_DATA TO USE_
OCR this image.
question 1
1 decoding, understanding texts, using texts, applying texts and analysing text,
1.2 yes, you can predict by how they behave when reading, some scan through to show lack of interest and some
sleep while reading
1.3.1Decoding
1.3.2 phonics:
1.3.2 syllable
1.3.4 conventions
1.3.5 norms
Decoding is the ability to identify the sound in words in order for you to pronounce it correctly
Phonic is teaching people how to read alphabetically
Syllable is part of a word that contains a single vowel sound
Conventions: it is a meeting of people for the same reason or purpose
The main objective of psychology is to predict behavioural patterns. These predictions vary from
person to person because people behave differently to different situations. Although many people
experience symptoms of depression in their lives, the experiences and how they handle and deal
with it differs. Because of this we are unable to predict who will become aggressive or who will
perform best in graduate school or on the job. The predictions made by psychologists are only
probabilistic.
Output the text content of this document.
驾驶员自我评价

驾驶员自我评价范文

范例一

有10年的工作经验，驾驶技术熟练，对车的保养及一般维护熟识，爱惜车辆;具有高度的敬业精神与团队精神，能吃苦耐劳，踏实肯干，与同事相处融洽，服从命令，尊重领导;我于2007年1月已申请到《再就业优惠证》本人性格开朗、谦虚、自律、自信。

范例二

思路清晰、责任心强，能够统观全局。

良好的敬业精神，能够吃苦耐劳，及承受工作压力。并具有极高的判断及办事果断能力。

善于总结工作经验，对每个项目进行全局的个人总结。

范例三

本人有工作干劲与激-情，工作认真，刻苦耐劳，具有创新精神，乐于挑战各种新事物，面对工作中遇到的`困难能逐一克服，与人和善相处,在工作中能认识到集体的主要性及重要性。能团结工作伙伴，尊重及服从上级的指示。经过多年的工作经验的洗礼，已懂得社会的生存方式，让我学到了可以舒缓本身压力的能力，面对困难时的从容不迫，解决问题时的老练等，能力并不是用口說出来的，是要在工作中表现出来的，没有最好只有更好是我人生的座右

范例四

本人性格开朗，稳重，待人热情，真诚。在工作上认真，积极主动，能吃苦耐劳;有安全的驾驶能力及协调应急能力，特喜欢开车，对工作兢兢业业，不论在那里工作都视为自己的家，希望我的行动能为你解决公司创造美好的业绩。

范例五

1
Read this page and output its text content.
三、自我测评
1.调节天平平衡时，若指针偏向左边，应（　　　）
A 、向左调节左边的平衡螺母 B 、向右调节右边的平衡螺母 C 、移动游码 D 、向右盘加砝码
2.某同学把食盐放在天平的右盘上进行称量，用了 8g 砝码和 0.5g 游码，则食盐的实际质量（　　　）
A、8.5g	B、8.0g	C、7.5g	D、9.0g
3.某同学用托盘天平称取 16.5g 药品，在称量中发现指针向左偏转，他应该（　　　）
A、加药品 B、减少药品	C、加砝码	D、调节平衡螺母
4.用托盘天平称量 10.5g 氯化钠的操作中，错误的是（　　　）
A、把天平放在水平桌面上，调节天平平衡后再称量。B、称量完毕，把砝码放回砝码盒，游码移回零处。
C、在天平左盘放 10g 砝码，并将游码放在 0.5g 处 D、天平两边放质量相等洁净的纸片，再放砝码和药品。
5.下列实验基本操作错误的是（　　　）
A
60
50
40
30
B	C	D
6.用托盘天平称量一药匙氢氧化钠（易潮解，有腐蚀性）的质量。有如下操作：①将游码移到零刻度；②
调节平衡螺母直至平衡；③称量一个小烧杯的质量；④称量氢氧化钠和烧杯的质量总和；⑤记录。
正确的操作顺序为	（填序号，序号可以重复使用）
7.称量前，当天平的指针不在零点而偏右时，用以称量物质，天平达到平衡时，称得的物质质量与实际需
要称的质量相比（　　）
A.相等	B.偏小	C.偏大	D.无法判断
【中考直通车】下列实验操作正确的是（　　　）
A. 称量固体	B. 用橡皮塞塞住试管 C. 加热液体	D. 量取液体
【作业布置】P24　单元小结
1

_WHAT YOU NEED TO DO_
Every entry must be quoted exactly as it appears above.

_TASK SOLUTION_
OCR this image.
question 1
1 decoding, understanding texts, using texts, applying texts and analysing text,
1.2 yes, you can predict by how they behave when reading, some scan through to show lack of interest and some
sleep while reading
1.3.1Decoding
1.3.2 phonics:
1.3.2 syllable
1.3.4 conventions
1.3.5 norms
Decoding is the ability to identify the sound in words in order for you to pronounce it correctly
Phonic is teaching people how to read alphabetically
Syllable is part of a word that contains a single vowel sound
Conventions: it is a meeting of people for the same reason or purpose
The main objective of psychology is to predict behavioural patterns. These predictions vary from
person to person because people behave differently to different situations. Although many people
experience symptoms of depression in their lives, the experiences and how they handle and deal
with it differs. Because of this we are unable to predict who will become aggressive or who will
perform best in graduate school or on the job. The predictions made by psychologists are only
probabilistic.
Output the text content of this document.
驾驶员自我评价

驾驶员自我评价范文

范例一

有10年的工作经验，驾驶技术熟练，对车的保养及一般维护熟识，爱惜车辆;具有高度的敬业精神与团队精神，能吃苦耐劳，踏实肯干，与同事相处融洽，服从命令，尊重领导;我于2007年1月已申请到《再就业优惠证》本人性格开朗、谦虚、自律、自信。

范例二

思路清晰、责任心强，能够统观全局。

良好的敬业精神，能够吃苦耐劳，及承受工作压力。并具有极高的判断及办事果断能力。

善于总结工作经验，对每个项目进行全局的个人总结。

范例三

本人有工作干劲与激-情，工作认真，刻苦耐劳，具有创新精神，乐于挑战各种新事物，面对工作中遇到的`困难能逐一克服，与人和善相处,在工作中能认识到集体的主要性及重要性。能团结工作伙伴，尊重及服从上级的指示。经过多年的工作经验的洗礼，已懂得社会的生存方式，让我学到了可以舒缓本身压力的能力，面对困难时的从容不迫，解决问题时的老练等，能力并不是用口說出来的，是要在工作中表现出来的，没有最好只有更好是我人生的座右

范例四

本人性格开朗，稳重，待人热情，真诚。在工作上认真，积极主动，能吃苦耐劳;有安全的驾驶能力及协调应急能力，特喜欢开车，对工作兢兢业业，不论在那里工作都视为自己的家，希望我的行动能为你解决公司创造美好的业绩。

范例五

1
Read this page and output its text content.
三、自我测评
1.调节天平平衡时，若指针偏向左边，应（　　　）
A 、向左调节左边的平衡螺母 B 、向右调节右边的平衡螺母 C 、移动游码 D 、向右盘加砝码
2.某同学把食盐放在天平的右盘上进行称量，用了 8g 砝码和 0.5g 游码，则食盐的实际质量（　　　）
A、8.5g	B、8.0g	C、7.5g	D、9.0g
3.某同学用托盘天平称取 16.5g 药品，在称量中发现指针向左偏转，他应该（　　　）
A、加药品 B、减少药品	C、加砝码	D、调节平衡螺母
4.用托盘天平称量 10.5g 氯化钠的操作中，错误的是（　　　）
A、把天平放在水平桌面上，调节天平平衡后再称量。B、称量完毕，把砝码放回砝码盒，游码移回零处。
C、在天平左盘放 10g 砝码，并将游码放在 0.5g 处 D、天平两边放质量相等洁净的纸片，再放砝码和药品。
5.下列实验基本操作错误的是（　　　）
A
60
50
40
30
B	C	D
6.用托盘天平称量一药匙氢氧化钠（易潮解，有腐蚀性）的质量。有如下操作：①将游码移到零刻度；②
调节平衡螺母直至平衡；③称量一个小烧杯的质量；④称量氢氧化钠和烧杯的质量总和；⑤记录。
正确的操作顺序为	（填序号，序号可以重复使用）
7.称量前，当天平的指针不在零点而偏右时，用以称量物质，天平达到平衡时，称得的物质质量与实际需
要称的质量相比（　　）
A.相等	B.偏小	C.偏大	D.无法判断
【中考直通车】下列实验操作正确的是（　　　）
A. 称量固体	B. 用橡皮塞塞住试管 C. 加热液体	D. 量取液体
【作业布置】P24　单元小结
1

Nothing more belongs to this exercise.